* [Problem statement]
Word for word, retype every entry in the listing.

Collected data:
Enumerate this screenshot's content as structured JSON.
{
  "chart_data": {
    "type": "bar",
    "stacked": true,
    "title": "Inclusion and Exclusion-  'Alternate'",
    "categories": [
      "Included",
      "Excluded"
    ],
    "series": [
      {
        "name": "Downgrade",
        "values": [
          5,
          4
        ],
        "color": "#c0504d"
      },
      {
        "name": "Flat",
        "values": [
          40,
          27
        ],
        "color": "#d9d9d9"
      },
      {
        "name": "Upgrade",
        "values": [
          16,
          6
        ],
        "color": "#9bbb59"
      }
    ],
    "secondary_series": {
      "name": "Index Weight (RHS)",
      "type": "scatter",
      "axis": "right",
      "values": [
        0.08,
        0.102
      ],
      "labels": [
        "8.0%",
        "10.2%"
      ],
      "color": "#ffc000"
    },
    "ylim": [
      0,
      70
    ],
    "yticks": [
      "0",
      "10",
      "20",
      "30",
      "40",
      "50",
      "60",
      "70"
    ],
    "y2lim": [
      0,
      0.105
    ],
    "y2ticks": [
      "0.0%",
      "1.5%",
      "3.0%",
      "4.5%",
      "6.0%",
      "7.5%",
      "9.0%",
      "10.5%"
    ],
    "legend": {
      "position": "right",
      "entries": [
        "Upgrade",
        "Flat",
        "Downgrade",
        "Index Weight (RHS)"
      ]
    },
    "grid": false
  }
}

* [Task answer]
Enumerate this screenshot's content as structured JSON.
{
  "chart_data": {
    "type": "bar",
    "stacked": true,
    "title": "Inclusion and Exclusion-  'Alternate'",
    "categories": [
      "Included",
      "Excluded"
    ],
    "series": [
      {
        "name": "Downgrade",
        "values": [
          5,
          4
        ],
        "color": "#c0504d"
      },
      {
        "name": "Flat",
        "values": [
          40,
          27
        ],
        "color": "#d9d9d9"
      },
      {
        "name": "Upgrade",
        "values": [
          16,
          6
        ],
        "color": "#9bbb59"
      }
    ],
    "secondary_series": {
      "name": "Index Weight (RHS)",
      "type": "scatter",
      "axis": "right",
      "values": [
        0.08,
        0.102
      ],
      "labels": [
        "8.0%",
        "10.2%"
      ],
      "color": "#ffc000"
    },
    "ylim": [
      0,
      70
    ],
    "yticks": [
      "0",
      "10",
      "20",
      "30",
      "40",
      "50",
      "60",
      "70"
    ],
    "y2lim": [
      0,
      0.105
    ],
    "y2ticks": [
      "0.0%",
      "1.5%",
      "3.0%",
      "4.5%",
      "6.0%",
      "7.5%",
      "9.0%",
      "10.5%"
    ],
    "legend": {
      "position": "right",
      "entries": [
        "Upgrade",
        "Flat",
        "Downgrade",
        "Index Weight (RHS)"
      ]
    },
    "grid": false
  }
}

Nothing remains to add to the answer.